• _Task directions_
Here are records with pictures in them. Copy all of them exactly and leave the pictures out.

• _Material provided_

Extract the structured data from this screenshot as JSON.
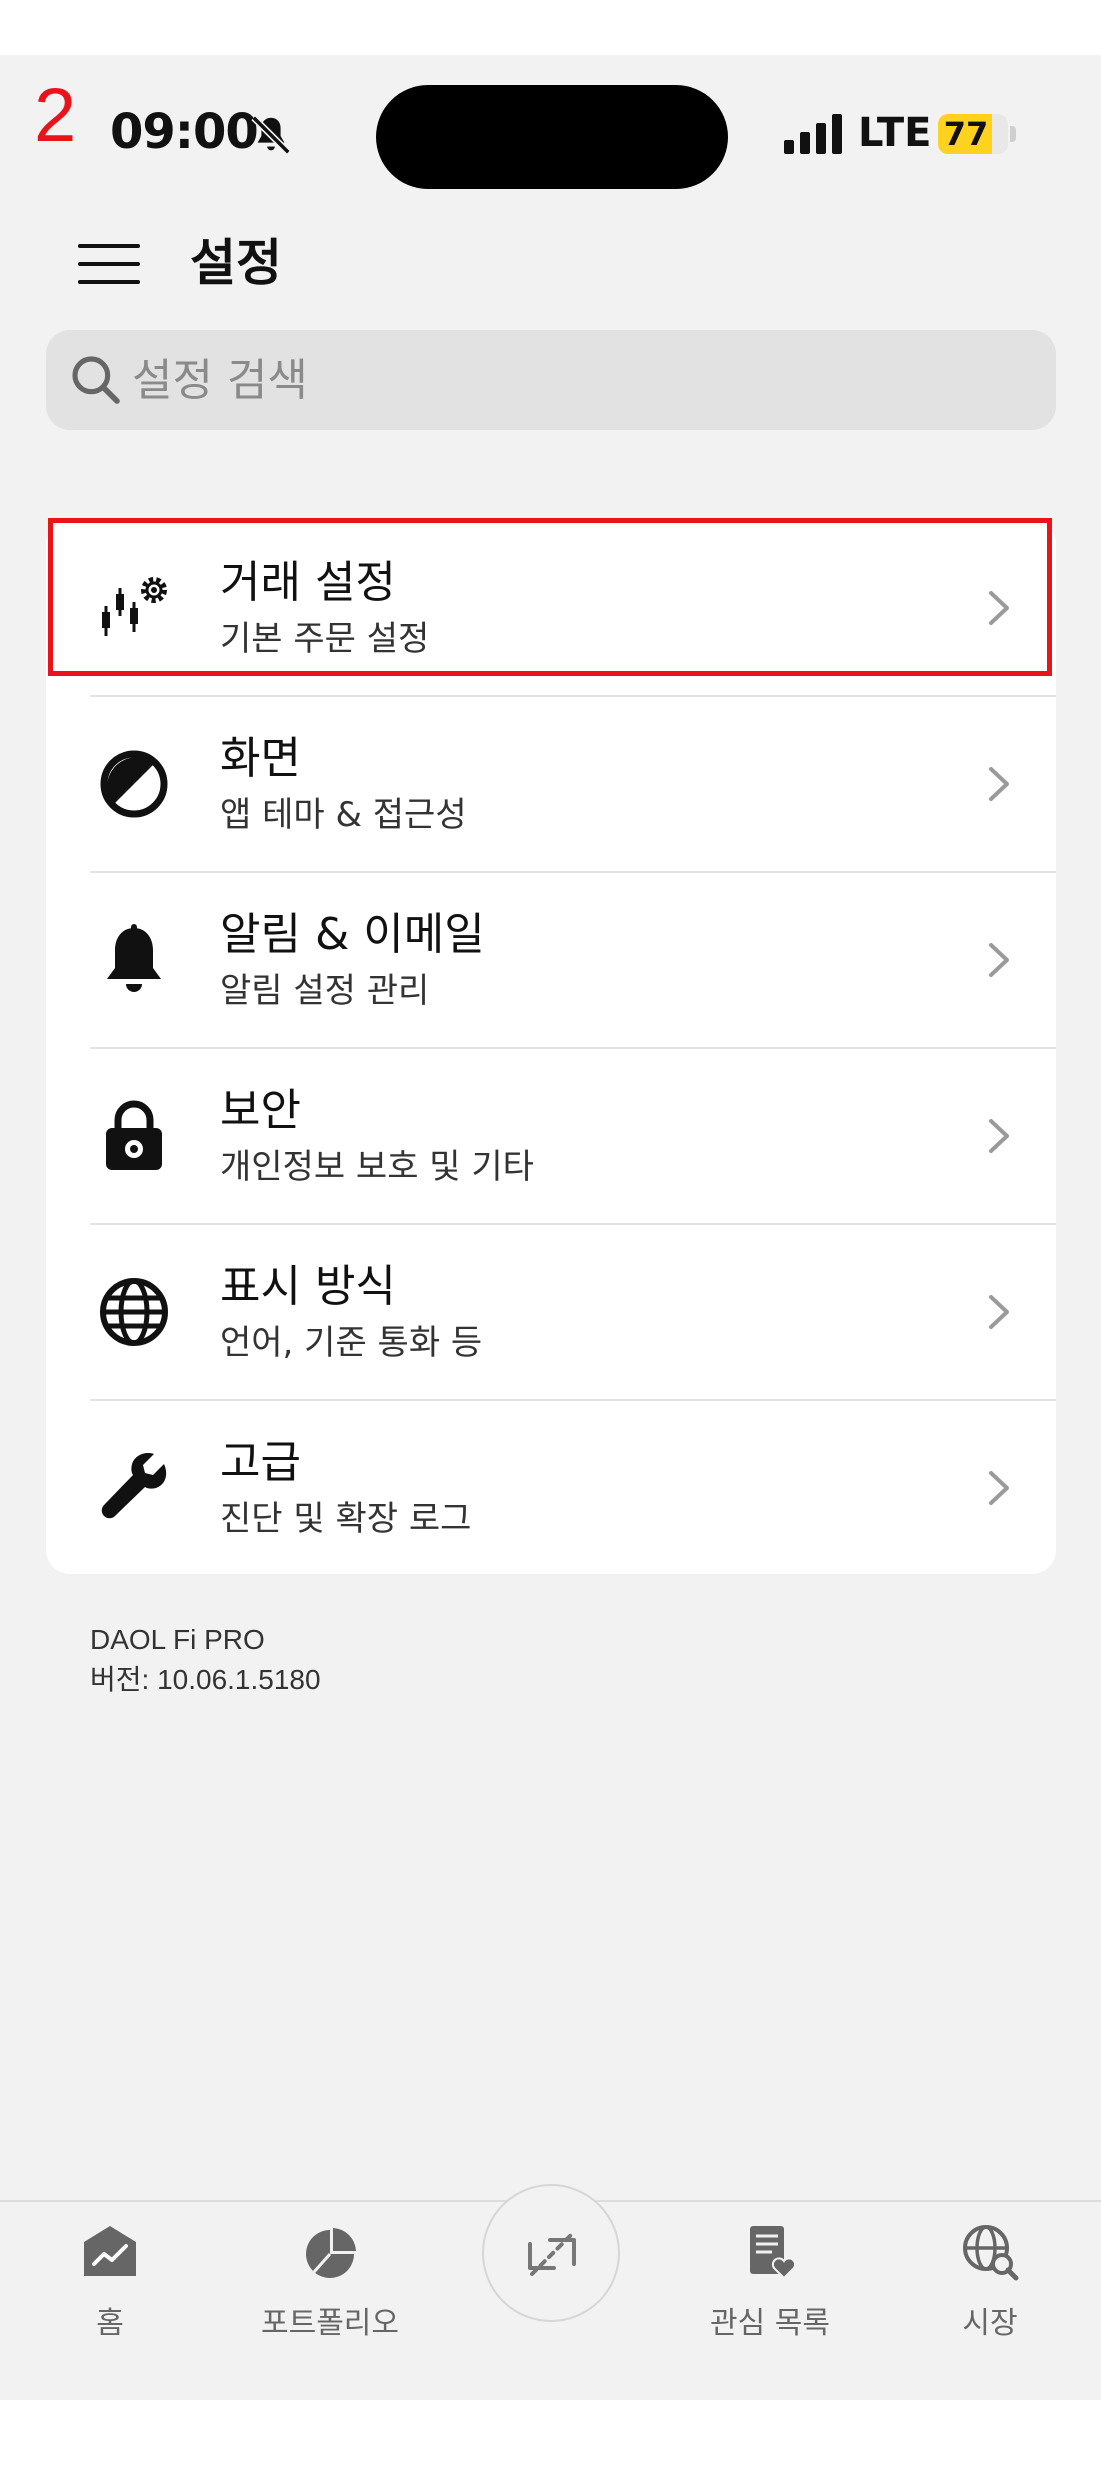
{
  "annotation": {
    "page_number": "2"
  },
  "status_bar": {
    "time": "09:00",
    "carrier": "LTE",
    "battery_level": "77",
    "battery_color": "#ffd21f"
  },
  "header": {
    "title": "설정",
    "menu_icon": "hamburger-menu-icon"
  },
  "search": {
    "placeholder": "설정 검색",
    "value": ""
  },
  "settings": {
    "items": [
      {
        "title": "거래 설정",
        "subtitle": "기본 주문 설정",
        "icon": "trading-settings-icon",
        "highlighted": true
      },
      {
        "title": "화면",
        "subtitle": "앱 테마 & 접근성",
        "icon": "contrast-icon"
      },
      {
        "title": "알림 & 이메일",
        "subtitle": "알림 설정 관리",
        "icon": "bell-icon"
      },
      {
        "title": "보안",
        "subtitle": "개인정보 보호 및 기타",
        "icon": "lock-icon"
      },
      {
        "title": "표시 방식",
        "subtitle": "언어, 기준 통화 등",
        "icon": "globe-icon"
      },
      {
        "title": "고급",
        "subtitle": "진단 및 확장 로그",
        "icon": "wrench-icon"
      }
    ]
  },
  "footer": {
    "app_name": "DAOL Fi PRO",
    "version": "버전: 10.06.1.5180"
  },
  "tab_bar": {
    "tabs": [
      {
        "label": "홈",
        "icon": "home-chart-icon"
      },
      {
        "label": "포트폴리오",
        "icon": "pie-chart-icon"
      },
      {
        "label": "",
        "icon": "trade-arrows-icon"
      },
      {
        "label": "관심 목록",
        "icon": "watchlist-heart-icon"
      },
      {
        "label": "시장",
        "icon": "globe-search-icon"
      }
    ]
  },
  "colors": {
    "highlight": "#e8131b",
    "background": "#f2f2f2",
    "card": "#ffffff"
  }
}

• _Task response_
Extract the structured data from this screenshot as JSON.
{
  "annotation": {
    "page_number": "2"
  },
  "status_bar": {
    "time": "09:00",
    "carrier": "LTE",
    "battery_level": "77",
    "battery_color": "#ffd21f"
  },
  "header": {
    "title": "설정",
    "menu_icon": "hamburger-menu-icon"
  },
  "search": {
    "placeholder": "설정 검색",
    "value": ""
  },
  "settings": {
    "items": [
      {
        "title": "거래 설정",
        "subtitle": "기본 주문 설정",
        "icon": "trading-settings-icon",
        "highlighted": true
      },
      {
        "title": "화면",
        "subtitle": "앱 테마 & 접근성",
        "icon": "contrast-icon"
      },
      {
        "title": "알림 & 이메일",
        "subtitle": "알림 설정 관리",
        "icon": "bell-icon"
      },
      {
        "title": "보안",
        "subtitle": "개인정보 보호 및 기타",
        "icon": "lock-icon"
      },
      {
        "title": "표시 방식",
        "subtitle": "언어, 기준 통화 등",
        "icon": "globe-icon"
      },
      {
        "title": "고급",
        "subtitle": "진단 및 확장 로그",
        "icon": "wrench-icon"
      }
    ]
  },
  "footer": {
    "app_name": "DAOL Fi PRO",
    "version": "버전: 10.06.1.5180"
  },
  "tab_bar": {
    "tabs": [
      {
        "label": "홈",
        "icon": "home-chart-icon"
      },
      {
        "label": "포트폴리오",
        "icon": "pie-chart-icon"
      },
      {
        "label": "",
        "icon": "trade-arrows-icon"
      },
      {
        "label": "관심 목록",
        "icon": "watchlist-heart-icon"
      },
      {
        "label": "시장",
        "icon": "globe-search-icon"
      }
    ]
  },
  "colors": {
    "highlight": "#e8131b",
    "background": "#f2f2f2",
    "card": "#ffffff"
  }
}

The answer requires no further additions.